Start DATA TO USE

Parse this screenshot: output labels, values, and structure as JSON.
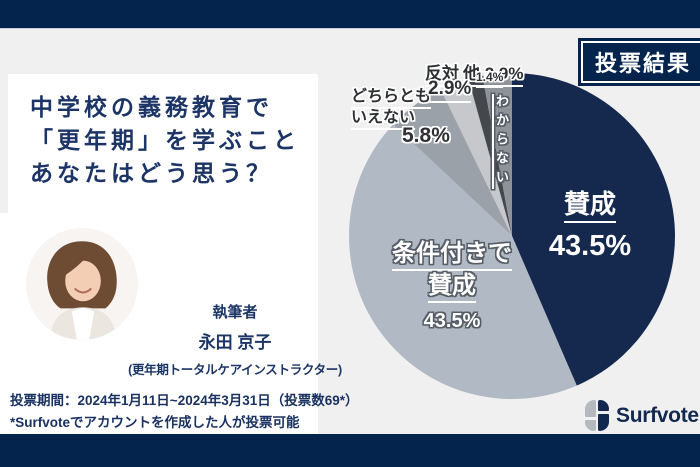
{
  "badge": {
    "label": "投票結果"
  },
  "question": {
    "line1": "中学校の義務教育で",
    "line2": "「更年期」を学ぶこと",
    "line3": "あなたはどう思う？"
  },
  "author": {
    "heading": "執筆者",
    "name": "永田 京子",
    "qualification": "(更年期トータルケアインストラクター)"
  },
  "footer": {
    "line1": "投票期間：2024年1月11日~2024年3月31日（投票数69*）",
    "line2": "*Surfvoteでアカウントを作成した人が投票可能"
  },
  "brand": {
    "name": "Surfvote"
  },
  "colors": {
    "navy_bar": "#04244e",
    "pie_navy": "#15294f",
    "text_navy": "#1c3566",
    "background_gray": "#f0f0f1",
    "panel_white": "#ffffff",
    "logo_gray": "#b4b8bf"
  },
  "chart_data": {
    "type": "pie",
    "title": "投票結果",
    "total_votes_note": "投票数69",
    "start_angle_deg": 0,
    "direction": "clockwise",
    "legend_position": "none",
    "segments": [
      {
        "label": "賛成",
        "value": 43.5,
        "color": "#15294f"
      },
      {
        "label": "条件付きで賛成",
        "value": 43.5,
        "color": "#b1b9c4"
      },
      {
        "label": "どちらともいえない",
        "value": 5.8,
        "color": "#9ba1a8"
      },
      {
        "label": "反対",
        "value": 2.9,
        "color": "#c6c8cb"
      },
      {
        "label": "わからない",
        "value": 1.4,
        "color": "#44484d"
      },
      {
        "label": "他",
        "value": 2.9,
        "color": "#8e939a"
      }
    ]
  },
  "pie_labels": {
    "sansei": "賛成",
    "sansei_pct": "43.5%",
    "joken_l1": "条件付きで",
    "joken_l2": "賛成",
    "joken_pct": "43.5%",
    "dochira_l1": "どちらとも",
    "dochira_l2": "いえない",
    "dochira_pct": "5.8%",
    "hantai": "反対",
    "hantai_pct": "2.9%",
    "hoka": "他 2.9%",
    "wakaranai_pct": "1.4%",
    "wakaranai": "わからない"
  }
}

End DATA TO USE
Start DATA TO USE

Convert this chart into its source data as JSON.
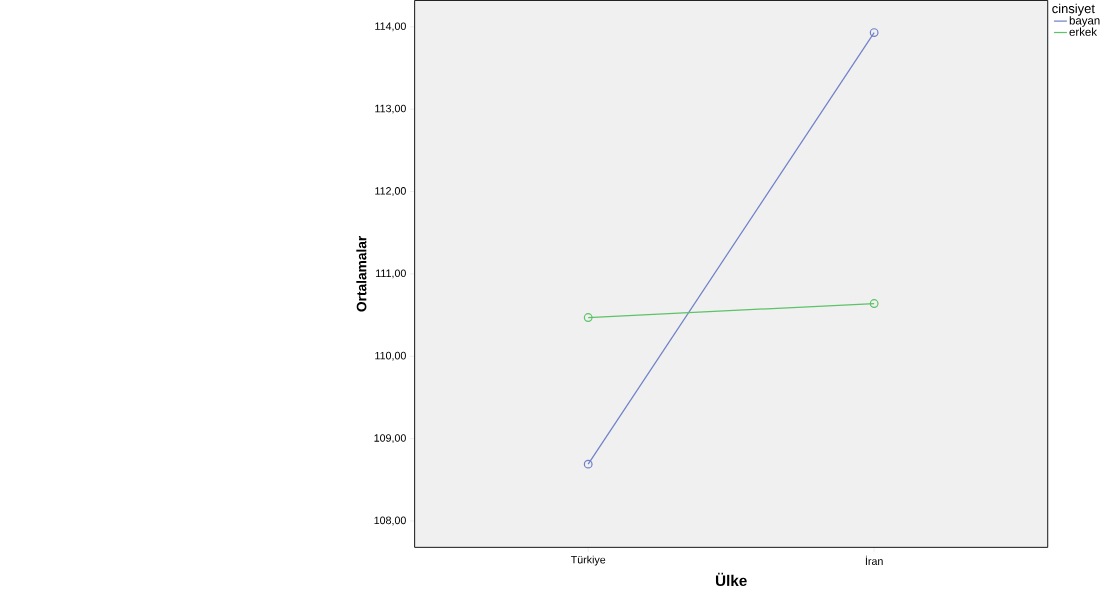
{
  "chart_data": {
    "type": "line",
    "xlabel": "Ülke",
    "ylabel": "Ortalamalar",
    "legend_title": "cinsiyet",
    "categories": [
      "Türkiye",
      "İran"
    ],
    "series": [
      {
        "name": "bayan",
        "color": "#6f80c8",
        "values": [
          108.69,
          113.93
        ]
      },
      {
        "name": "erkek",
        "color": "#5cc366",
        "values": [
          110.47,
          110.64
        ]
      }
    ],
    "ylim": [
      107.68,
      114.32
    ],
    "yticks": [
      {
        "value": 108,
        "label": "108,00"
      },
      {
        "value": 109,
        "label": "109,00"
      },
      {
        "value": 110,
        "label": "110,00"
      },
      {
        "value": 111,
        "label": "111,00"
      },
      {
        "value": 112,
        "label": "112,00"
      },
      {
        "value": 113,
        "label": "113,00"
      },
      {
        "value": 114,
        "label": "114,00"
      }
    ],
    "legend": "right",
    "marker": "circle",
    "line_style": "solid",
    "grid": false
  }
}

End DATA TO USE
Start DATA TO USE

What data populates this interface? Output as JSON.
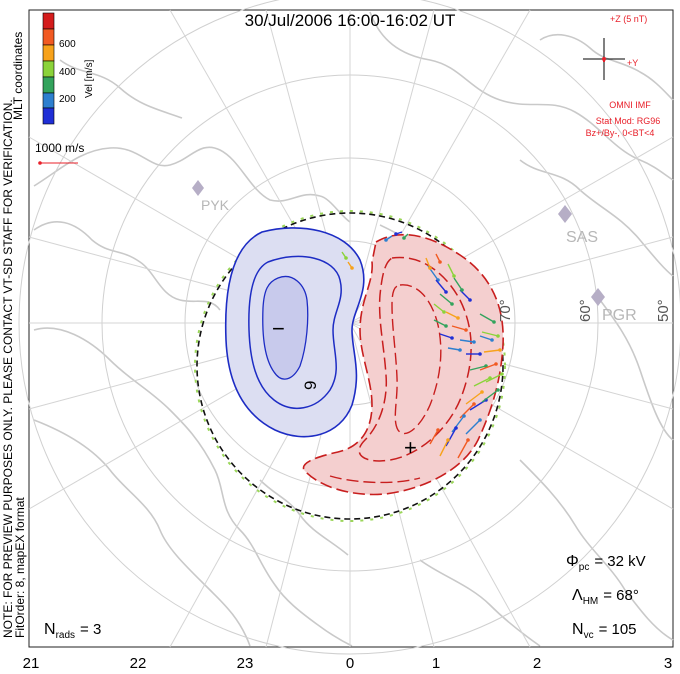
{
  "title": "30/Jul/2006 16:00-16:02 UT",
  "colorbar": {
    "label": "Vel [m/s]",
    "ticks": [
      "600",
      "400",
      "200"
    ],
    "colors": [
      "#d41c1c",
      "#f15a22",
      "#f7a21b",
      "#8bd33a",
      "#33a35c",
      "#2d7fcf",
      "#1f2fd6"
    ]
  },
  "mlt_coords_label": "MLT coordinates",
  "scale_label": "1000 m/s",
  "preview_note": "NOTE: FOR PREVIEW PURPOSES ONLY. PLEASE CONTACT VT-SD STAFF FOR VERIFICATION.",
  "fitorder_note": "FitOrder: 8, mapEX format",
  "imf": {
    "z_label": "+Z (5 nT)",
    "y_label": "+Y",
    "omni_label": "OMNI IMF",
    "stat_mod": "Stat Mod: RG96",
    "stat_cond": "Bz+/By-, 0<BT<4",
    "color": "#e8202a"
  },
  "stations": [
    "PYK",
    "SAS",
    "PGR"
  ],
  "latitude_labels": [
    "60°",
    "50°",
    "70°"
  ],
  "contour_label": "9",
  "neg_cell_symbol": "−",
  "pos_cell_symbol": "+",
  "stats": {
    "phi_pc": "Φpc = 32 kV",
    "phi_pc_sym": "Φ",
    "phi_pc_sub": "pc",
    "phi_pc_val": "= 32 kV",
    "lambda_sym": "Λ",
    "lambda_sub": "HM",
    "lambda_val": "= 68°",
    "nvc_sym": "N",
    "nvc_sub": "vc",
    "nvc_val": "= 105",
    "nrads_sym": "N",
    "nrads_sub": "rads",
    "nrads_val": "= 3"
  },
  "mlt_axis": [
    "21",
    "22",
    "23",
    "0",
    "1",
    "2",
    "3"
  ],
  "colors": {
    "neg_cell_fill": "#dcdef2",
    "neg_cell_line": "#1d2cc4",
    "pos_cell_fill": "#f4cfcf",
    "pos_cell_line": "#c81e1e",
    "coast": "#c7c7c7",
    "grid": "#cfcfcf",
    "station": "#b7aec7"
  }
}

End DATA TO USE

■ **WRITTEN EXERCISE**:
Select all lines in the listing that include the word "name".

■ **COMPLETED TASK**:
    "name": "永田 京子",
    "name": "Surfvote"
        "name": "bayan",
        "name": "erkek",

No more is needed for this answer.